§ Provided entries:
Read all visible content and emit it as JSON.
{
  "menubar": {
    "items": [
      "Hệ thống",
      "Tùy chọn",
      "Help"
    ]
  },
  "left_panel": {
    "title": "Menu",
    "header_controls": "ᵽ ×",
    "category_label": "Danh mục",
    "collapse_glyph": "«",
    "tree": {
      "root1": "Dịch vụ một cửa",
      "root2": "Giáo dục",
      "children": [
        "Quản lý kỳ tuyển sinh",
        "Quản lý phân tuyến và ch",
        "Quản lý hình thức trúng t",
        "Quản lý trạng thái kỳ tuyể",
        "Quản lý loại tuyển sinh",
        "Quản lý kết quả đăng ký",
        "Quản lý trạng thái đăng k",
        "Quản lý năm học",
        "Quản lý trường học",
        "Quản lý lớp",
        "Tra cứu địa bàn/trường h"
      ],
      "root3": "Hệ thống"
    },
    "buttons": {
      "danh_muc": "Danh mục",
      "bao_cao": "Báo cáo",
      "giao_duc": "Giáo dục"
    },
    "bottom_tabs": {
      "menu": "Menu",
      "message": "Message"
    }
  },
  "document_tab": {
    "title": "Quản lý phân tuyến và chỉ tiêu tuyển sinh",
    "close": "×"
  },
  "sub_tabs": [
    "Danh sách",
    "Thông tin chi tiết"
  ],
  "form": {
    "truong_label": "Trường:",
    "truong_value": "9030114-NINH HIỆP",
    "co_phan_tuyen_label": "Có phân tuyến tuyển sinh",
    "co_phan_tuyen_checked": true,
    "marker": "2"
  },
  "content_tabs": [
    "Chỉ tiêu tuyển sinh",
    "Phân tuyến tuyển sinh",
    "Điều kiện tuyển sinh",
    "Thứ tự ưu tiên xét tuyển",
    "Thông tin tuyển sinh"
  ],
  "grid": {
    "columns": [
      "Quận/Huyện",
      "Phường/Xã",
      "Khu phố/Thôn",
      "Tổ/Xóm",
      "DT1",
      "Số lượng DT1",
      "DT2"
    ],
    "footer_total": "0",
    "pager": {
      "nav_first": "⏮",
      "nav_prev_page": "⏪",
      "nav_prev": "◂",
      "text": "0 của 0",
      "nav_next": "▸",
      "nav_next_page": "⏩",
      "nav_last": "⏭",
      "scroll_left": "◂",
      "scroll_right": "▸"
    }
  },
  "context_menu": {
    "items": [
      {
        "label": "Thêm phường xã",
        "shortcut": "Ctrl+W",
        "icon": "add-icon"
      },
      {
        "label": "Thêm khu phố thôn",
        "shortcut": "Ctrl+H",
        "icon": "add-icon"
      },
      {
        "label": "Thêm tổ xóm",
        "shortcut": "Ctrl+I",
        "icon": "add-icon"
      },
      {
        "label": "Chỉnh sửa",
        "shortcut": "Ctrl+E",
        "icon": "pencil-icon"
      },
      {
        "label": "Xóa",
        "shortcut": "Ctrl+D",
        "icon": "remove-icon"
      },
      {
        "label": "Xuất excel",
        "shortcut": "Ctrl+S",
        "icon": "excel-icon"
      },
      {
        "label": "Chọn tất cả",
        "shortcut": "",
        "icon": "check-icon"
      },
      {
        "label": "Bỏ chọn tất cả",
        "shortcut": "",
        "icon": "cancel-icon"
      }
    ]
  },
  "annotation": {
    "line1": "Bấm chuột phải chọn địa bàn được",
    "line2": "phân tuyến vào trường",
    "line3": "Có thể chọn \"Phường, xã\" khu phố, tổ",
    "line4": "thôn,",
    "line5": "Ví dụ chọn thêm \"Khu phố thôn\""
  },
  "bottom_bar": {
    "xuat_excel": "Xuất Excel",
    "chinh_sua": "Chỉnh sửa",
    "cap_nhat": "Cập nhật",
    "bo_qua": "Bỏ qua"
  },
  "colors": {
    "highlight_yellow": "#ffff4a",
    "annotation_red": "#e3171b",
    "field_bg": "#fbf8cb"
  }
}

§ Exercise:
Find all the lines containing "title" in the material, then copy them.

§ Finished exercise:
    "title": "Menu",
    "title": "Quản lý phân tuyến và chỉ tiêu tuyển sinh",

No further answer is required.